#### DATASET RECORDS:
────

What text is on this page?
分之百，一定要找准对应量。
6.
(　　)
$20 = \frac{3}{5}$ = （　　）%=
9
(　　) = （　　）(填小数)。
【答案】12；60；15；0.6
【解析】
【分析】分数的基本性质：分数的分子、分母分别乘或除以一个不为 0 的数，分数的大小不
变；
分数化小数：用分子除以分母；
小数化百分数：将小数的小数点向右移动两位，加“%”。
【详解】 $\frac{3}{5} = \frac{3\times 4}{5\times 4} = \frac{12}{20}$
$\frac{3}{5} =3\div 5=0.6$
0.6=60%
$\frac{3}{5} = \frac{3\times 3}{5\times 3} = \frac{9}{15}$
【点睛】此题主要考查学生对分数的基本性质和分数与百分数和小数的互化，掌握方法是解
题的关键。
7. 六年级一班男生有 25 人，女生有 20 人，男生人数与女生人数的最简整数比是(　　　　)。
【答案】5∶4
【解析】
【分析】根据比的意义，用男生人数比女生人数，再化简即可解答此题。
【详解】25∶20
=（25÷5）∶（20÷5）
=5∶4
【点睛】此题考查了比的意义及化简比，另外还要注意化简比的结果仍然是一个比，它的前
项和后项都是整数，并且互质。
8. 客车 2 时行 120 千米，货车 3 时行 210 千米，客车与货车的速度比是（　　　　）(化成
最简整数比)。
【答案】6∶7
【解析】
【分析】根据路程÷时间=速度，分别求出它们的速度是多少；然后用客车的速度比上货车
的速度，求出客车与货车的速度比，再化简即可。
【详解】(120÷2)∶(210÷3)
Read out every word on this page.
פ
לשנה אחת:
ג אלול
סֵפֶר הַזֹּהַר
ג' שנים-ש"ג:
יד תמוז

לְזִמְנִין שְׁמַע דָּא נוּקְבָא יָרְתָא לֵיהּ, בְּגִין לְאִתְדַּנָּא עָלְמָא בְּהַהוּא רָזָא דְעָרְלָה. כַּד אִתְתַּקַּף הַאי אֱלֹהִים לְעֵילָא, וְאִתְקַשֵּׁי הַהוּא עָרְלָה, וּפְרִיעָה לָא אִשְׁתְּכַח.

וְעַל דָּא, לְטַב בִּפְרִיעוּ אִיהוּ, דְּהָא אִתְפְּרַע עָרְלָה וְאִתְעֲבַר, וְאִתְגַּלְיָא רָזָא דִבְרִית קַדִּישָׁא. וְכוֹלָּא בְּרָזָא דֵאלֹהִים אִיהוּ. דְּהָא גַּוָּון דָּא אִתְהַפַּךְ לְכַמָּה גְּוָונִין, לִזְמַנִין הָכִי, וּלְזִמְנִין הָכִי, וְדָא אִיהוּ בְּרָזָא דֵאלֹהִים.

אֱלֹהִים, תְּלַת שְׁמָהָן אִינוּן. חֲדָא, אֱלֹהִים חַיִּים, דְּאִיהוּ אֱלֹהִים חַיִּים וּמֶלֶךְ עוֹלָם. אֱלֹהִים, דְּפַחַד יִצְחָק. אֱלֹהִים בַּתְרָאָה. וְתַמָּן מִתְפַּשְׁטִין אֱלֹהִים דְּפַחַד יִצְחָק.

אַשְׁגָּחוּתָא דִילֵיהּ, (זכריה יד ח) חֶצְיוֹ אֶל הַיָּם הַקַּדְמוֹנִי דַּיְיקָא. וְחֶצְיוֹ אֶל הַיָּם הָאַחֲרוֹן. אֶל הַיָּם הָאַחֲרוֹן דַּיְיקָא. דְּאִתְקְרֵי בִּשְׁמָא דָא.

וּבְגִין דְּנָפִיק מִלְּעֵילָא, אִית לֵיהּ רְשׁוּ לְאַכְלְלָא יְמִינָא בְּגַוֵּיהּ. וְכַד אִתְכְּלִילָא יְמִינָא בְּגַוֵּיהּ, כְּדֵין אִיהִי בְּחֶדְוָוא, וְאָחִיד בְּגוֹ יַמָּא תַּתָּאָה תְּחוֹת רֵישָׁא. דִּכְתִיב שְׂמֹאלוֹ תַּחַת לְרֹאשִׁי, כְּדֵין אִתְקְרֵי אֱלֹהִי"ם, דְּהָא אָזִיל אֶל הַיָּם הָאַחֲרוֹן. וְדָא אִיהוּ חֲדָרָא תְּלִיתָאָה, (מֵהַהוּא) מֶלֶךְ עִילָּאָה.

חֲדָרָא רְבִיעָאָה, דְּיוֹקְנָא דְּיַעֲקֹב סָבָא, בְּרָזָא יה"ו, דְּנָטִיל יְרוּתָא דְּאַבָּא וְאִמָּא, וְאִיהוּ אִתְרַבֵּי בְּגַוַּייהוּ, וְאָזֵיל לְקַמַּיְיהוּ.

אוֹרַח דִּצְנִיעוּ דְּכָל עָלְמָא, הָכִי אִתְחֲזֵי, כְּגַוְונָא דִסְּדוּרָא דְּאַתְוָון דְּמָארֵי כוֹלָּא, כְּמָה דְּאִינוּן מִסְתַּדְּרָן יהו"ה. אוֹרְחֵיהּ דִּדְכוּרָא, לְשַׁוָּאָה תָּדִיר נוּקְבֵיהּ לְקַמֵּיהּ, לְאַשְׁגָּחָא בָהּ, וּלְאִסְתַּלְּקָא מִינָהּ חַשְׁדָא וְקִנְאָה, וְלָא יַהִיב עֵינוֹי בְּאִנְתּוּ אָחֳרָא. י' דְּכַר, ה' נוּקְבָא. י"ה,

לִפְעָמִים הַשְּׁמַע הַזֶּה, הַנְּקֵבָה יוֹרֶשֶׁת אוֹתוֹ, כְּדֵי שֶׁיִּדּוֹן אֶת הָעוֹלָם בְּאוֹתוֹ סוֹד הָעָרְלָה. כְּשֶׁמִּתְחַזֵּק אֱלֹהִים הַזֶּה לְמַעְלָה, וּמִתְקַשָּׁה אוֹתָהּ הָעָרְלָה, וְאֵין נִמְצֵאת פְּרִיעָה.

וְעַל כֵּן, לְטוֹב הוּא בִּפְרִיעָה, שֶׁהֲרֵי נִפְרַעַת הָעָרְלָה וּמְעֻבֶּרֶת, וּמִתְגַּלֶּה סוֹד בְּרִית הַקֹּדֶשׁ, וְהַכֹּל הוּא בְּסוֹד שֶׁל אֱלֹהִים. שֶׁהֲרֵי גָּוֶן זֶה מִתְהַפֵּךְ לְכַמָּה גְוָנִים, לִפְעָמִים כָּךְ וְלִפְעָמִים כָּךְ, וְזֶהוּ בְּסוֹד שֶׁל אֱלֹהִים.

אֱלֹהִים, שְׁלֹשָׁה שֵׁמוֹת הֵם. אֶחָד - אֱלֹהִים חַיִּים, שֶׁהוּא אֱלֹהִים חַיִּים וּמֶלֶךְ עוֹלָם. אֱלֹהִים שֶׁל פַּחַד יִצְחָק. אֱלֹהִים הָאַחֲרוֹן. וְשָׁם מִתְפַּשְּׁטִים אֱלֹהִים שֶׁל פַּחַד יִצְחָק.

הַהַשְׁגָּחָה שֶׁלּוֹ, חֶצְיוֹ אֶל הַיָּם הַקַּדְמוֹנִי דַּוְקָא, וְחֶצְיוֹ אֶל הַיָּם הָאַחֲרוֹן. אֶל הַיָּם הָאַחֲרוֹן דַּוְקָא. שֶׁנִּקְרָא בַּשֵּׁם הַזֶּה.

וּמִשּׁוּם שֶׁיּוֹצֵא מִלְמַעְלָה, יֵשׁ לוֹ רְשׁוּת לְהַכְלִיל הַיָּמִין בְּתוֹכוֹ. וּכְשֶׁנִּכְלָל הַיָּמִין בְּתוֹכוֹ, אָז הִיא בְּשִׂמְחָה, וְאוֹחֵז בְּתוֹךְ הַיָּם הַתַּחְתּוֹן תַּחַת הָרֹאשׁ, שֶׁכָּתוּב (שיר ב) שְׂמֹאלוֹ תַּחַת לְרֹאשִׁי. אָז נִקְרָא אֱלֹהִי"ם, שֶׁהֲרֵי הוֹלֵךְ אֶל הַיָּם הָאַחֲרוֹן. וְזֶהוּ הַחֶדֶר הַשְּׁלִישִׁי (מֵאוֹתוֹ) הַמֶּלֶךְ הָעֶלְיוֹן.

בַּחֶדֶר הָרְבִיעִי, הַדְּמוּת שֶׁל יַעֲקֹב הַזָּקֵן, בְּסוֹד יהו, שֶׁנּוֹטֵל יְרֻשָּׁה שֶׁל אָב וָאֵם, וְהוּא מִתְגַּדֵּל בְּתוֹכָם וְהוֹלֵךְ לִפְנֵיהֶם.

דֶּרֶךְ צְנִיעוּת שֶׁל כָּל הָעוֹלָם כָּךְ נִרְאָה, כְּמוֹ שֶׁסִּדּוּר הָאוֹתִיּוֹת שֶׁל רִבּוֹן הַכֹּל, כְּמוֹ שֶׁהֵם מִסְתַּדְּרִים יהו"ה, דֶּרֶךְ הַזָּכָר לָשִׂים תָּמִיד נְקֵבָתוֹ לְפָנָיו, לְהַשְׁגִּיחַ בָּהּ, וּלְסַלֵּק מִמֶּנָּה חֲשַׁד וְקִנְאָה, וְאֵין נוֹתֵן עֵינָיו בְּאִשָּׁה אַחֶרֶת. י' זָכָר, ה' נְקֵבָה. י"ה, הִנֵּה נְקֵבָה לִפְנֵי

────

#### TASK TO CARRY OUT:
Gather from the records above every line containing the string "this".

#### COMPLETED TASK:
What text is on this page?
Read out every word on this page.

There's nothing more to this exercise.